Set tasks:
(1) In the comment on the Tesla and SolarCity deal, substitute "oversight" for "governance" and give everything from "As for governance..." down to "SolarCity did here." with that one change.
(2) Write the next part of the comment on the Tesla and SolarCity deal, picking up after its final sentence.

Extract:
────

The combo makes perfect sense for exactly the reasons Musk outlines in "Part
Deux" of his strategy for Tesla and in the publicly disclosed rationale for
this deal. If you're a long-term investor, which is rightfully the only sort
of investor that Musk really cares about (at least for now, when he has the
power and support to fend off activists and the like), this makes absolute
sense and is a great bet.

As for governance... let's not forget the NetSuite deal involving Oracle and
Ellison on both sides that just happened. This sort of thing isn't exactly
unheard of, and the key question is not whether conflict exists, but whether
the deal makes real business sense on both sides despite the conflict. Also
recall that this was fully and properly disclosed before the deal was
finalized, and that Musk got sign off from independent shareholders on both
sides, even among those that were initially skeptical of the combination. One
can't really do anything more than Tesla and SolarCity did here.

────

Dataset entries:
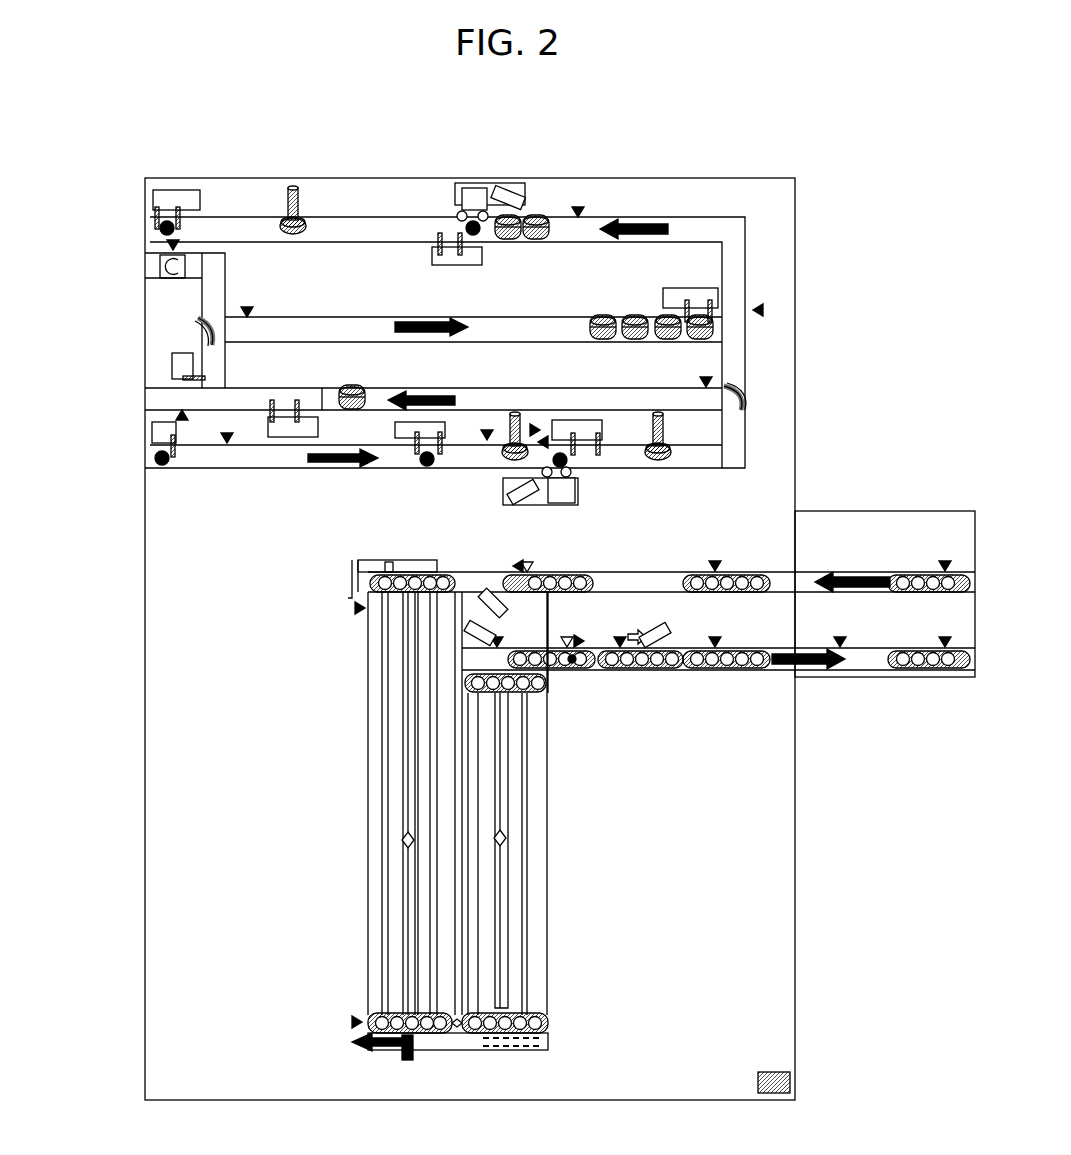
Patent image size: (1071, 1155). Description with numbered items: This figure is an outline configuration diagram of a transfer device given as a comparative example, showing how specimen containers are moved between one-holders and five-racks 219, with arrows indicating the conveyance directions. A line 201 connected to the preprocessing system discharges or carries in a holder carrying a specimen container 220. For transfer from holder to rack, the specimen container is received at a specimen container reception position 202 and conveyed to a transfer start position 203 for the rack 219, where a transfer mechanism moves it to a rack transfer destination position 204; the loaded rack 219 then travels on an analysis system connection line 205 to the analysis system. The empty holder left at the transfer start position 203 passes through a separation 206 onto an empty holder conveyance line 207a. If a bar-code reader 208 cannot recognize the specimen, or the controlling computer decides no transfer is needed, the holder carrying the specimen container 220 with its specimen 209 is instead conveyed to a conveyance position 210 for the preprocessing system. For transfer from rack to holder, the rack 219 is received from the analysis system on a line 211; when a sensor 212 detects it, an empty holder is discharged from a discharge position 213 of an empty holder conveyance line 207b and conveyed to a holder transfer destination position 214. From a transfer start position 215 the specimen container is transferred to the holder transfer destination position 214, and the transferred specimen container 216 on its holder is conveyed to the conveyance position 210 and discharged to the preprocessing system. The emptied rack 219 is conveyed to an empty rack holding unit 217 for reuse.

The line 201 is at (298, 458).
The specimen container reception position 202 is at (155, 460).
The transfer start position 203 is at (578, 480).
The rack transfer destination position 204 is at (585, 672).
The analysis system connection line 205 is at (858, 660).
The separation 206 is at (735, 390).
The empty holder conveyance line 207a is at (537, 403).
The empty holder conveyance line 207b is at (460, 325).
The bar-code reader 208 is at (350, 385).
The specimen 209 is at (660, 430).
The conveyance position 210 is at (152, 218).
The line 211 is at (778, 575).
The sensor 212 is at (716, 572).
The discharge position 213 is at (720, 300).
The holder transfer destination position 214 is at (458, 216).
The transfer start position 215 is at (526, 572).
The transferred specimen container 216 is at (290, 205).
The empty rack holding unit 217 is at (407, 735).
The five-rack 219 is at (710, 592).
The specimen container 220 is at (508, 430).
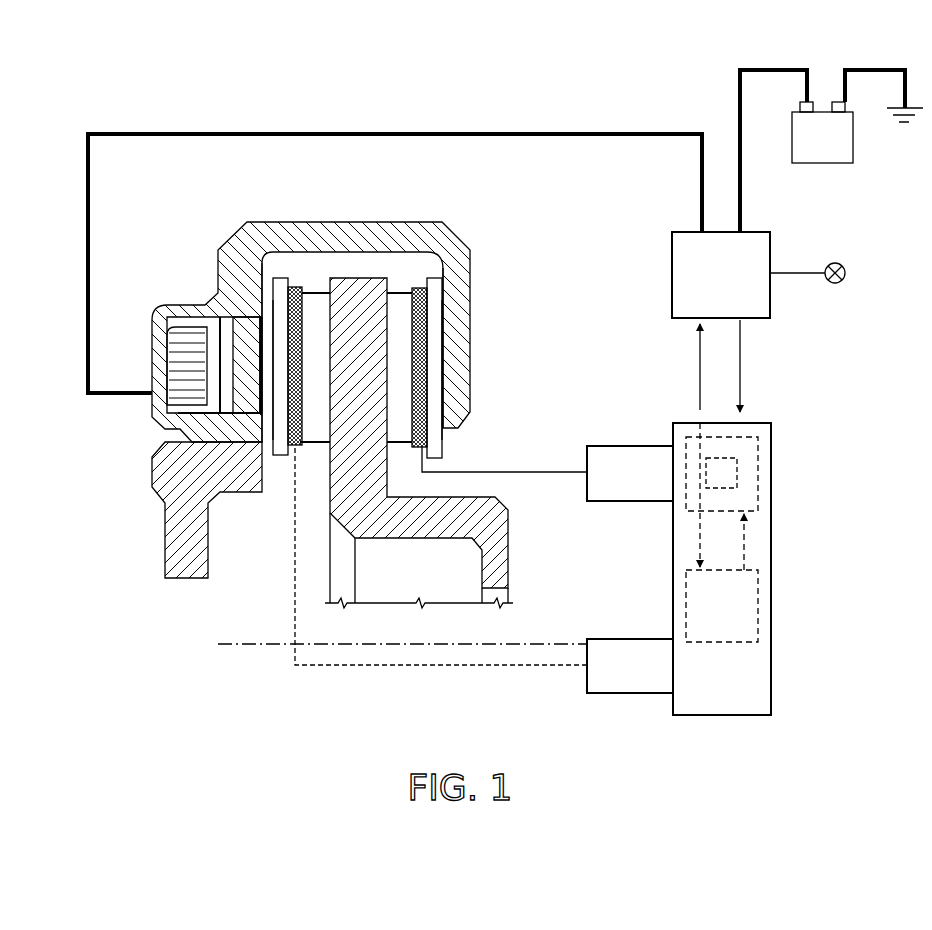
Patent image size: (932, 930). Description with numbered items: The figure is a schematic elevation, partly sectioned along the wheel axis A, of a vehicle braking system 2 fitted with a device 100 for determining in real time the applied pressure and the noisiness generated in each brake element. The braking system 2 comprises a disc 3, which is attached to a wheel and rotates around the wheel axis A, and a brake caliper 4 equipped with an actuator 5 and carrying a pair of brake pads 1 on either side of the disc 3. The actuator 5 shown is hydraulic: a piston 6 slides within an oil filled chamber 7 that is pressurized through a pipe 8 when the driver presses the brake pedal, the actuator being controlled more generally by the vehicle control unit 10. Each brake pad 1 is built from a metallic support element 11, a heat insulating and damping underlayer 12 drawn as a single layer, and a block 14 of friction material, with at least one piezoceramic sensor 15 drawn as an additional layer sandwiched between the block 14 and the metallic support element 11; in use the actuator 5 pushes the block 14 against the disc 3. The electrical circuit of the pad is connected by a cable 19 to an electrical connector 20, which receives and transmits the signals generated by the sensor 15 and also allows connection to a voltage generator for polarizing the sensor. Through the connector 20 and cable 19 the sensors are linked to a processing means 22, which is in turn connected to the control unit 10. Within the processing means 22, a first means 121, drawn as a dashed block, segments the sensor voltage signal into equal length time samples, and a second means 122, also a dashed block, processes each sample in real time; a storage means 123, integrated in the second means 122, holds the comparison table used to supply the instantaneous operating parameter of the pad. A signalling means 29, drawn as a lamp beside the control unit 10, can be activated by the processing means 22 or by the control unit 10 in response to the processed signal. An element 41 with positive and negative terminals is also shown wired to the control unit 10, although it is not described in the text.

The brake pad 1 is at (313, 288).
The braking system 2 is at (165, 682).
The disc 3 is at (375, 365).
The brake caliper 4 is at (470, 272).
The actuator 5 is at (133, 426).
The piston 6 is at (247, 337).
The oil filled chamber 7 is at (173, 350).
The pipe 8 is at (101, 398).
The vehicle control unit 10 is at (678, 254).
The metallic support element 11 is at (250, 278).
The underlayer 12 is at (280, 277).
The block of friction material 14 is at (321, 292).
The piezoceramic sensor 15 is at (296, 286).
The cable 19 is at (540, 477).
The electrical connector 20 is at (623, 494).
The processing means 22 is at (750, 670).
The signalling means 29 is at (845, 265).
The battery 41 is at (855, 152).
The device 100 is at (803, 452).
The first means 121 is at (773, 592).
The second means 122 is at (760, 472).
The storage means 123 is at (703, 458).
The wheel axis A is at (222, 648).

────

Results in order:
(1)
As for oversight... let's not forget the NetSuite deal involving Oracle and
Ellison on both sides that just happened. This sort of thing isn't exactly
unheard of, and the key question is not whether conflict exists, but whether
the deal makes real business sense on both sides despite the conflict. Also
recall that this was fully and properly disclosed before the deal was
finalized, and that Musk got sign off from independent shareholders on both
sides, even among those that were initially skeptical of the combination. One
can't really do anything more than Tesla and SolarCity did here.

(2)
Also, one shouldn't be surprised that Musk had a conflict of interest here.
Much as VCs sometimes rightfully say "no conflict, no interest"... part of the
reason you invest in a market or begin a company is because you have a thesis
about the space or the market overall. If you're taking multiple bets in that
space, even if they start at different vectors, there's a chance they will
collide or make sense to combine over time. For the same reason, one shouldn't
be overwhelmingly surprised if in 10 years it ends up making sense to combine
Space X with Tesla and Solar City as well. I don't see an explicit rationale
for that today at all, but it's easy to see the possibility of a rationale
existing in the future, depending on how things evolve. No one should be
acting gobsmacked or thinking the SolarCity+Tesla combo is somehow a
nonsensical, self-dealing arrangement.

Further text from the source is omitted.